--- INFORMATION SHOWN ---
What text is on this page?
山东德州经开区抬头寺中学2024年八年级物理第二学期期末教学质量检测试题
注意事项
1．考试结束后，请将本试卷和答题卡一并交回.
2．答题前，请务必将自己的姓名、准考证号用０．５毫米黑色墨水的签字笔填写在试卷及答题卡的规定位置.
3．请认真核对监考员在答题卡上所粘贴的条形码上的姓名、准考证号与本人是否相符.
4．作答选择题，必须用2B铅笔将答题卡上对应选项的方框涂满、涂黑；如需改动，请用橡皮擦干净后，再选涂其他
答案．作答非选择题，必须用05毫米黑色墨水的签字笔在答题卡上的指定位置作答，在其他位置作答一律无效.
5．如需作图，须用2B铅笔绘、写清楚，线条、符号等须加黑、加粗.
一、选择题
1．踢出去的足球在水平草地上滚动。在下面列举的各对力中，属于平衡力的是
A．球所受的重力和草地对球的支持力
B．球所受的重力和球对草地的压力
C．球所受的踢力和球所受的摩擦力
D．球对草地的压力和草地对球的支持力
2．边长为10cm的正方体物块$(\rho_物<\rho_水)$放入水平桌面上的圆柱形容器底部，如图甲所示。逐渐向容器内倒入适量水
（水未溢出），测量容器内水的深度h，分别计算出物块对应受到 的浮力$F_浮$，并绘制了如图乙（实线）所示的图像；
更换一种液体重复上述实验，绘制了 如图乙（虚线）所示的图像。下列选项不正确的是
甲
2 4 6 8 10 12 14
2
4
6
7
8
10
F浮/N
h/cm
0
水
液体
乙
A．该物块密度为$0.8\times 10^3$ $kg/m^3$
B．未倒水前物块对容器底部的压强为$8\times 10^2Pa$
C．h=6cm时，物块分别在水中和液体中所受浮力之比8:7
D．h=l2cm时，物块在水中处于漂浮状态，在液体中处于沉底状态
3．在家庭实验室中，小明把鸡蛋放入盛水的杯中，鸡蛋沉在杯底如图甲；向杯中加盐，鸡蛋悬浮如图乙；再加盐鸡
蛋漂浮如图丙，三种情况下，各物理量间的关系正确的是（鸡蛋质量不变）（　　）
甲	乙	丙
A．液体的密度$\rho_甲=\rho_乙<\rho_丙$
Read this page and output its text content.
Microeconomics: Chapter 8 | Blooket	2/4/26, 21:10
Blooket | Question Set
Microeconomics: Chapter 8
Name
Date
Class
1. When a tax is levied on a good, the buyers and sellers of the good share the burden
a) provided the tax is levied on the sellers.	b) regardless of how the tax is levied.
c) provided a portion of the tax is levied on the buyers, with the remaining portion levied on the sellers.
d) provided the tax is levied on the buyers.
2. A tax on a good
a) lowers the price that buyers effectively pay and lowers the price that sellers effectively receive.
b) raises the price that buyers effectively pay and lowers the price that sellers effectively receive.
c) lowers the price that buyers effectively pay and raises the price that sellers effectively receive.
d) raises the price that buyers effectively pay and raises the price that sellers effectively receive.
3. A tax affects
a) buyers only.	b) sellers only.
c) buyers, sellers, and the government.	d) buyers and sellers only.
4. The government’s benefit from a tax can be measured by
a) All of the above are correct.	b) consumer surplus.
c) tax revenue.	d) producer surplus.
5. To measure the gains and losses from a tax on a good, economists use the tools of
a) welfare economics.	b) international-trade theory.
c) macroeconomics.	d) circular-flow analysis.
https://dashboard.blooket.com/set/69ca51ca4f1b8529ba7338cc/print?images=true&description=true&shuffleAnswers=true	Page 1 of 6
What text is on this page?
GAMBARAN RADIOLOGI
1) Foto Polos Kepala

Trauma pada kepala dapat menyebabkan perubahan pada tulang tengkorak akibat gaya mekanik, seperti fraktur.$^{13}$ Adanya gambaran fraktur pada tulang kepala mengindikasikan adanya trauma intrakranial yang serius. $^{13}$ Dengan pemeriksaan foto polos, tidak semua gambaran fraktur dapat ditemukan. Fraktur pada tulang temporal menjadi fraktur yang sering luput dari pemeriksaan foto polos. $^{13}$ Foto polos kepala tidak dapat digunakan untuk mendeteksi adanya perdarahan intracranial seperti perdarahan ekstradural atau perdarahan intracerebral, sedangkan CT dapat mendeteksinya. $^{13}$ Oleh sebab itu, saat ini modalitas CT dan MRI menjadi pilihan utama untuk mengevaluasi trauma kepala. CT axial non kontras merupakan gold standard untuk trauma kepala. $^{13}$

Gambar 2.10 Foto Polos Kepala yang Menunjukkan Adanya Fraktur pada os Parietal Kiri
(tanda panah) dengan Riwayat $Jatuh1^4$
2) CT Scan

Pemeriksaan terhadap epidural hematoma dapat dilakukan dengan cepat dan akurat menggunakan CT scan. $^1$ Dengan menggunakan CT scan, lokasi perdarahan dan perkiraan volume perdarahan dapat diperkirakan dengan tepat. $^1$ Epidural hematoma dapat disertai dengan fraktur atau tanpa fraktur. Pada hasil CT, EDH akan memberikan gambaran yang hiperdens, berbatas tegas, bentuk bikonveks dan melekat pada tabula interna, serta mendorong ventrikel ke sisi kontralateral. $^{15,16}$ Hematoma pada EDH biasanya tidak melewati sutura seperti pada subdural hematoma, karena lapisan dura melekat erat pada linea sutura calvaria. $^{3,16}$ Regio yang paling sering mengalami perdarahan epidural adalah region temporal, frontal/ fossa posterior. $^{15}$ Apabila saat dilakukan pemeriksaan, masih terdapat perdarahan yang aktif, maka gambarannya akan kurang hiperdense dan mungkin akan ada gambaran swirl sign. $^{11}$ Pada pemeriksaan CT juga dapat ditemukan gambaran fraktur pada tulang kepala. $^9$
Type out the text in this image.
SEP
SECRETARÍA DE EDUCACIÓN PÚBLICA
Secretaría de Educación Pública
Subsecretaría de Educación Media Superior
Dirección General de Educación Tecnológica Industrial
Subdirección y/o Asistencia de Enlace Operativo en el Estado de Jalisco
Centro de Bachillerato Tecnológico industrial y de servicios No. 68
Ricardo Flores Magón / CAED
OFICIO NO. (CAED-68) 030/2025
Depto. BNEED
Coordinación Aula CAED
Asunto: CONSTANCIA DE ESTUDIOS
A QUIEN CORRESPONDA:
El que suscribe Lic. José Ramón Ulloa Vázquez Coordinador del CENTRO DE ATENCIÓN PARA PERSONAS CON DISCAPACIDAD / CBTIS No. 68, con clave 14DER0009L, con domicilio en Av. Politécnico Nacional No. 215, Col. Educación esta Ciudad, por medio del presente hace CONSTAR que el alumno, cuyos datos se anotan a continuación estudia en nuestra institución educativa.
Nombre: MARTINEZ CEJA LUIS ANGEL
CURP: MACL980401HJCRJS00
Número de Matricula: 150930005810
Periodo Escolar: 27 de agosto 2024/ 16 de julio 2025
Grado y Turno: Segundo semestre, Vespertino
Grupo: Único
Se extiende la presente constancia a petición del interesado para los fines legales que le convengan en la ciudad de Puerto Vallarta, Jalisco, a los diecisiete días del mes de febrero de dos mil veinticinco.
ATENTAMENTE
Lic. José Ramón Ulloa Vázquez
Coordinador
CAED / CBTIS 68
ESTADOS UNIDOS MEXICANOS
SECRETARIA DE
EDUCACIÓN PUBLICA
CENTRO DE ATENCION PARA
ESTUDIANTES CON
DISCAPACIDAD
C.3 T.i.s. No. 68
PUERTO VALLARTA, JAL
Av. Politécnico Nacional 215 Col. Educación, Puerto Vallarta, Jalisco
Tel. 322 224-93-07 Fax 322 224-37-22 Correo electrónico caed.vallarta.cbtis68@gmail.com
---
Every line above should be written out again exactly as it stands.

# RESPONSE TO THE TASK:
What text is on this page?
山东德州经开区抬头寺中学2024年八年级物理第二学期期末教学质量检测试题
注意事项
1．考试结束后，请将本试卷和答题卡一并交回.
2．答题前，请务必将自己的姓名、准考证号用０．５毫米黑色墨水的签字笔填写在试卷及答题卡的规定位置.
3．请认真核对监考员在答题卡上所粘贴的条形码上的姓名、准考证号与本人是否相符.
4．作答选择题，必须用2B铅笔将答题卡上对应选项的方框涂满、涂黑；如需改动，请用橡皮擦干净后，再选涂其他
答案．作答非选择题，必须用05毫米黑色墨水的签字笔在答题卡上的指定位置作答，在其他位置作答一律无效.
5．如需作图，须用2B铅笔绘、写清楚，线条、符号等须加黑、加粗.
一、选择题
1．踢出去的足球在水平草地上滚动。在下面列举的各对力中，属于平衡力的是
A．球所受的重力和草地对球的支持力
B．球所受的重力和球对草地的压力
C．球所受的踢力和球所受的摩擦力
D．球对草地的压力和草地对球的支持力
2．边长为10cm的正方体物块$(\rho_物<\rho_水)$放入水平桌面上的圆柱形容器底部，如图甲所示。逐渐向容器内倒入适量水
（水未溢出），测量容器内水的深度h，分别计算出物块对应受到 的浮力$F_浮$，并绘制了如图乙（实线）所示的图像；
更换一种液体重复上述实验，绘制了 如图乙（虚线）所示的图像。下列选项不正确的是
甲
2 4 6 8 10 12 14
2
4
6
7
8
10
F浮/N
h/cm
0
水
液体
乙
A．该物块密度为$0.8\times 10^3$ $kg/m^3$
B．未倒水前物块对容器底部的压强为$8\times 10^2Pa$
C．h=6cm时，物块分别在水中和液体中所受浮力之比8:7
D．h=l2cm时，物块在水中处于漂浮状态，在液体中处于沉底状态
3．在家庭实验室中，小明把鸡蛋放入盛水的杯中，鸡蛋沉在杯底如图甲；向杯中加盐，鸡蛋悬浮如图乙；再加盐鸡
蛋漂浮如图丙，三种情况下，各物理量间的关系正确的是（鸡蛋质量不变）（　　）
甲	乙	丙
A．液体的密度$\rho_甲=\rho_乙<\rho_丙$
Read this page and output its text content.
Microeconomics: Chapter 8 | Blooket	2/4/26, 21:10
Blooket | Question Set
Microeconomics: Chapter 8
Name
Date
Class
1. When a tax is levied on a good, the buyers and sellers of the good share the burden
a) provided the tax is levied on the sellers.	b) regardless of how the tax is levied.
c) provided a portion of the tax is levied on the buyers, with the remaining portion levied on the sellers.
d) provided the tax is levied on the buyers.
2. A tax on a good
a) lowers the price that buyers effectively pay and lowers the price that sellers effectively receive.
b) raises the price that buyers effectively pay and lowers the price that sellers effectively receive.
c) lowers the price that buyers effectively pay and raises the price that sellers effectively receive.
d) raises the price that buyers effectively pay and raises the price that sellers effectively receive.
3. A tax affects
a) buyers only.	b) sellers only.
c) buyers, sellers, and the government.	d) buyers and sellers only.
4. The government’s benefit from a tax can be measured by
a) All of the above are correct.	b) consumer surplus.
c) tax revenue.	d) producer surplus.
5. To measure the gains and losses from a tax on a good, economists use the tools of
a) welfare economics.	b) international-trade theory.
c) macroeconomics.	d) circular-flow analysis.
https://dashboard.blooket.com/set/69ca51ca4f1b8529ba7338cc/print?images=true&description=true&shuffleAnswers=true	Page 1 of 6
What text is on this page?
GAMBARAN RADIOLOGI
1) Foto Polos Kepala

Trauma pada kepala dapat menyebabkan perubahan pada tulang tengkorak akibat gaya mekanik, seperti fraktur.$^{13}$ Adanya gambaran fraktur pada tulang kepala mengindikasikan adanya trauma intrakranial yang serius. $^{13}$ Dengan pemeriksaan foto polos, tidak semua gambaran fraktur dapat ditemukan. Fraktur pada tulang temporal menjadi fraktur yang sering luput dari pemeriksaan foto polos. $^{13}$ Foto polos kepala tidak dapat digunakan untuk mendeteksi adanya perdarahan intracranial seperti perdarahan ekstradural atau perdarahan intracerebral, sedangkan CT dapat mendeteksinya. $^{13}$ Oleh sebab itu, saat ini modalitas CT dan MRI menjadi pilihan utama untuk mengevaluasi trauma kepala. CT axial non kontras merupakan gold standard untuk trauma kepala. $^{13}$

Gambar 2.10 Foto Polos Kepala yang Menunjukkan Adanya Fraktur pada os Parietal Kiri
(tanda panah) dengan Riwayat $Jatuh1^4$
2) CT Scan

Pemeriksaan terhadap epidural hematoma dapat dilakukan dengan cepat dan akurat menggunakan CT scan. $^1$ Dengan menggunakan CT scan, lokasi perdarahan dan perkiraan volume perdarahan dapat diperkirakan dengan tepat. $^1$ Epidural hematoma dapat disertai dengan fraktur atau tanpa fraktur. Pada hasil CT, EDH akan memberikan gambaran yang hiperdens, berbatas tegas, bentuk bikonveks dan melekat pada tabula interna, serta mendorong ventrikel ke sisi kontralateral. $^{15,16}$ Hematoma pada EDH biasanya tidak melewati sutura seperti pada subdural hematoma, karena lapisan dura melekat erat pada linea sutura calvaria. $^{3,16}$ Regio yang paling sering mengalami perdarahan epidural adalah region temporal, frontal/ fossa posterior. $^{15}$ Apabila saat dilakukan pemeriksaan, masih terdapat perdarahan yang aktif, maka gambarannya akan kurang hiperdense dan mungkin akan ada gambaran swirl sign. $^{11}$ Pada pemeriksaan CT juga dapat ditemukan gambaran fraktur pada tulang kepala. $^9$
Type out the text in this image.
SEP
SECRETARÍA DE EDUCACIÓN PÚBLICA
Secretaría de Educación Pública
Subsecretaría de Educación Media Superior
Dirección General de Educación Tecnológica Industrial
Subdirección y/o Asistencia de Enlace Operativo en el Estado de Jalisco
Centro de Bachillerato Tecnológico industrial y de servicios No. 68
Ricardo Flores Magón / CAED
OFICIO NO. (CAED-68) 030/2025
Depto. BNEED
Coordinación Aula CAED
Asunto: CONSTANCIA DE ESTUDIOS
A QUIEN CORRESPONDA:
El que suscribe Lic. José Ramón Ulloa Vázquez Coordinador del CENTRO DE ATENCIÓN PARA PERSONAS CON DISCAPACIDAD / CBTIS No. 68, con clave 14DER0009L, con domicilio en Av. Politécnico Nacional No. 215, Col. Educación esta Ciudad, por medio del presente hace CONSTAR que el alumno, cuyos datos se anotan a continuación estudia en nuestra institución educativa.
Nombre: MARTINEZ CEJA LUIS ANGEL
CURP: MACL980401HJCRJS00
Número de Matricula: 150930005810
Periodo Escolar: 27 de agosto 2024/ 16 de julio 2025
Grado y Turno: Segundo semestre, Vespertino
Grupo: Único
Se extiende la presente constancia a petición del interesado para los fines legales que le convengan en la ciudad de Puerto Vallarta, Jalisco, a los diecisiete días del mes de febrero de dos mil veinticinco.
ATENTAMENTE
Lic. José Ramón Ulloa Vázquez
Coordinador
CAED / CBTIS 68
ESTADOS UNIDOS MEXICANOS
SECRETARIA DE
EDUCACIÓN PUBLICA
CENTRO DE ATENCION PARA
ESTUDIANTES CON
DISCAPACIDAD
C.3 T.i.s. No. 68
PUERTO VALLARTA, JAL
Av. Politécnico Nacional 215 Col. Educación, Puerto Vallarta, Jalisco
Tel. 322 224-93-07 Fax 322 224-37-22 Correo electrónico caed.vallarta.cbtis68@gmail.com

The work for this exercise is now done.